### Aim:
Copy every line of the following data that includes the string "يرويه".

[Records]
↓
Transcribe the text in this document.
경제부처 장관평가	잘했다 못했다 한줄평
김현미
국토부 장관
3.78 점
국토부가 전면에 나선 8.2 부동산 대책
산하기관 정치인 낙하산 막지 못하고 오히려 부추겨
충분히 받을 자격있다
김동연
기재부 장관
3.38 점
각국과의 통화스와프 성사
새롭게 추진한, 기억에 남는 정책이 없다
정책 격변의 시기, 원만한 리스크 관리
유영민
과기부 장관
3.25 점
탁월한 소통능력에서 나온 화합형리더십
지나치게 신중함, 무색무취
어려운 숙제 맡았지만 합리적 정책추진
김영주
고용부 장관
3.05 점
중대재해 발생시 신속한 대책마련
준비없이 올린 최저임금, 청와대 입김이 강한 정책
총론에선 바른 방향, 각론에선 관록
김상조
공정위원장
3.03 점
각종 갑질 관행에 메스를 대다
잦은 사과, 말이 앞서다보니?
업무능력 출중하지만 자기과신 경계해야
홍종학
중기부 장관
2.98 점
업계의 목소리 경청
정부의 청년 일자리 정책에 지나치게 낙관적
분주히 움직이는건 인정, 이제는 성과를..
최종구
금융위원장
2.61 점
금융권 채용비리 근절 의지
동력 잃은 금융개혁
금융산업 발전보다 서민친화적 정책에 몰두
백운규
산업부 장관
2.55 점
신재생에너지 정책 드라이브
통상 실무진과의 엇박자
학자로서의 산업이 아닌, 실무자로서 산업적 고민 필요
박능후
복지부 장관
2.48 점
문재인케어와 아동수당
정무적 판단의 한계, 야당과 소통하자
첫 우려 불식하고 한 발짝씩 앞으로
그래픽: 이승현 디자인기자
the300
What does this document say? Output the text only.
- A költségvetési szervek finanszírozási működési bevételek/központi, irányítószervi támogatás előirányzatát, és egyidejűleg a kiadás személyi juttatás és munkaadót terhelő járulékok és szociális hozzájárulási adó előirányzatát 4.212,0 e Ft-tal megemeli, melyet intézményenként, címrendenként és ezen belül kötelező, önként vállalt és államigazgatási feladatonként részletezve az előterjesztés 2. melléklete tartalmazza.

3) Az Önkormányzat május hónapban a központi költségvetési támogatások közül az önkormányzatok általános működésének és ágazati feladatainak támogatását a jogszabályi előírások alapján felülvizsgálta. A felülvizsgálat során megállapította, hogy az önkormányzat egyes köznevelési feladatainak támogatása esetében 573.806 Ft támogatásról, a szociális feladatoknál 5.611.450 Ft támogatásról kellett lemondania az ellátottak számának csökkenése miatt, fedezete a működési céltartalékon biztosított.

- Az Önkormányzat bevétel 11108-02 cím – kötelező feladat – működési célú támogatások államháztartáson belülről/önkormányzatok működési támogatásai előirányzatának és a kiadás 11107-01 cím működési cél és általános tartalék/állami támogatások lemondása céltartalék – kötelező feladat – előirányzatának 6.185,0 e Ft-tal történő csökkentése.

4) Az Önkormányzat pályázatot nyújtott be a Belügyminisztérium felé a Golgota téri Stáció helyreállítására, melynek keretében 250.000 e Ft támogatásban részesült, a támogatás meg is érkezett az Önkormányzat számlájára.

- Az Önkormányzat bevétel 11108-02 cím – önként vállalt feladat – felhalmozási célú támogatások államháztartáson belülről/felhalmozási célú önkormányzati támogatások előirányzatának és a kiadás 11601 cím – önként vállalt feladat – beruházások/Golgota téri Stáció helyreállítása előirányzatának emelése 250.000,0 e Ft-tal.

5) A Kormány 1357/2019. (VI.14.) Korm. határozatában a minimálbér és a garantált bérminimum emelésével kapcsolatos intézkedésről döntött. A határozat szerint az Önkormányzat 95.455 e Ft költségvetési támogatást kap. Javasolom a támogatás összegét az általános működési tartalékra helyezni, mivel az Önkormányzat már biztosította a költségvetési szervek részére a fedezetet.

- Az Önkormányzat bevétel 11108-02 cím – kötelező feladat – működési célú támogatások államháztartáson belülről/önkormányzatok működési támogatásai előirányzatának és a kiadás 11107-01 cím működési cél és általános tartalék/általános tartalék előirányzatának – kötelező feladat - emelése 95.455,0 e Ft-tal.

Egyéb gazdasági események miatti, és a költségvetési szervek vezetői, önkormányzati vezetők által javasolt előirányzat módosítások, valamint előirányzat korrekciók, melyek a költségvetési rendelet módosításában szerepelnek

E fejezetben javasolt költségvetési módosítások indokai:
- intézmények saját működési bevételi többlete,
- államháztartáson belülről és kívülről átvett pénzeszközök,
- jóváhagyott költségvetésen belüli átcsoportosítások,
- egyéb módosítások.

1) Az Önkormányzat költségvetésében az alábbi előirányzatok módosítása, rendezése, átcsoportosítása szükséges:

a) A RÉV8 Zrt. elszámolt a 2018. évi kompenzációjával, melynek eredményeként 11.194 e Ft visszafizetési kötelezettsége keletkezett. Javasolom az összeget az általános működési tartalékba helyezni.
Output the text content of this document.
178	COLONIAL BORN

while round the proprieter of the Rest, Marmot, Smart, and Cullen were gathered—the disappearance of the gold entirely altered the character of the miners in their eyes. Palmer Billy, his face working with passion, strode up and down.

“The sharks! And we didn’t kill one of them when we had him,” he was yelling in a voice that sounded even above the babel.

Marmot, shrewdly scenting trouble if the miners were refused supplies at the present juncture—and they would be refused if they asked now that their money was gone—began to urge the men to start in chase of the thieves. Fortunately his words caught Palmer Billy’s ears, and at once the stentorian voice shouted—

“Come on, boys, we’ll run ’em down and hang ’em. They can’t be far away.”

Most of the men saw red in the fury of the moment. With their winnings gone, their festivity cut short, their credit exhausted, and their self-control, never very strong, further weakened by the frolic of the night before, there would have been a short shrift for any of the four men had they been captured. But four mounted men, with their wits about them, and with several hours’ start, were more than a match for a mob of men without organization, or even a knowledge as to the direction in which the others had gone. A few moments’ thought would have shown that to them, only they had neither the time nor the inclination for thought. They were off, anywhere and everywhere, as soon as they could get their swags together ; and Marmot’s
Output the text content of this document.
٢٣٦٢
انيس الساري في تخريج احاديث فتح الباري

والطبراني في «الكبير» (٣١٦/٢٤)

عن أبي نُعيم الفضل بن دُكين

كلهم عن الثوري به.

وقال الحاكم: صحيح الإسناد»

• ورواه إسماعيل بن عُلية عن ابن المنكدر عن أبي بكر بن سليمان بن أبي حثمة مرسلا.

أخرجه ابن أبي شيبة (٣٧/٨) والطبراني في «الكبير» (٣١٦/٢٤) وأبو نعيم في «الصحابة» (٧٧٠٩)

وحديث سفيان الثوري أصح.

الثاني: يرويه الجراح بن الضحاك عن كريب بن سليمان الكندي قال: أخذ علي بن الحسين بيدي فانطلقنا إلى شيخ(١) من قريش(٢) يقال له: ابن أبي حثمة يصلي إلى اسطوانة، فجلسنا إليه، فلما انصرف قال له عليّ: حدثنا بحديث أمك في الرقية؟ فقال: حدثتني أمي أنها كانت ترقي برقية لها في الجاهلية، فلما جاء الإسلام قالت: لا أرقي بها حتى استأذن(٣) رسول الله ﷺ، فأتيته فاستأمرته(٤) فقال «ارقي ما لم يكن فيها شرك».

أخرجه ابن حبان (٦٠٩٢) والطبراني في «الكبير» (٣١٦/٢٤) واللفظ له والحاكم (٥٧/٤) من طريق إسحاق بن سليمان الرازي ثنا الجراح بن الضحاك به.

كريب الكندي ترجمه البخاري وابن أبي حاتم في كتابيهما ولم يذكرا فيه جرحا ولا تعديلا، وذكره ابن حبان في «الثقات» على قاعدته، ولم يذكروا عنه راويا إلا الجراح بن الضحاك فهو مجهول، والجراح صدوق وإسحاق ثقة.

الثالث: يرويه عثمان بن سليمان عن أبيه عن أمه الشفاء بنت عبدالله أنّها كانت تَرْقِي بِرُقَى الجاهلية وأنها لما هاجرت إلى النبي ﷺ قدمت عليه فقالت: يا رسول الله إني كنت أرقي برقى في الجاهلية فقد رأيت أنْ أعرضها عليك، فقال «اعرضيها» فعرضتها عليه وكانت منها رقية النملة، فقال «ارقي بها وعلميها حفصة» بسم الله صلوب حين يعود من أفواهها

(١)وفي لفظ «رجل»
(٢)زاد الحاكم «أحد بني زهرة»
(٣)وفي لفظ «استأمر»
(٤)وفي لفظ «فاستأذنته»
↑
### Solved exercise:
الثاني: يرويه الجراح بن الضحاك عن كريب بن سليمان الكندي قال: أخذ علي بن الحسين بيدي فانطلقنا إلى شيخ(١) من قريش(٢) يقال له: ابن أبي حثمة يصلي إلى اسطوانة، فجلسنا إليه، فلما انصرف قال له عليّ: حدثنا بحديث أمك في الرقية؟ فقال: حدثتني أمي أنها كانت ترقي برقية لها في الجاهلية، فلما جاء الإسلام قالت: لا أرقي بها حتى استأذن(٣) رسول الله ﷺ، فأتيته فاستأمرته(٤) فقال «ارقي ما لم يكن فيها شرك».
الثالث: يرويه عثمان بن سليمان عن أبيه عن أمه الشفاء بنت عبدالله أنّها كانت تَرْقِي بِرُقَى الجاهلية وأنها لما هاجرت إلى النبي ﷺ قدمت عليه فقالت: يا رسول الله إني كنت أرقي برقى في الجاهلية فقد رأيت أنْ أعرضها عليك، فقال «اعرضيها» فعرضتها عليه وكانت منها رقية النملة، فقال «ارقي بها وعلميها حفصة» بسم الله صلوب حين يعود من أفواهها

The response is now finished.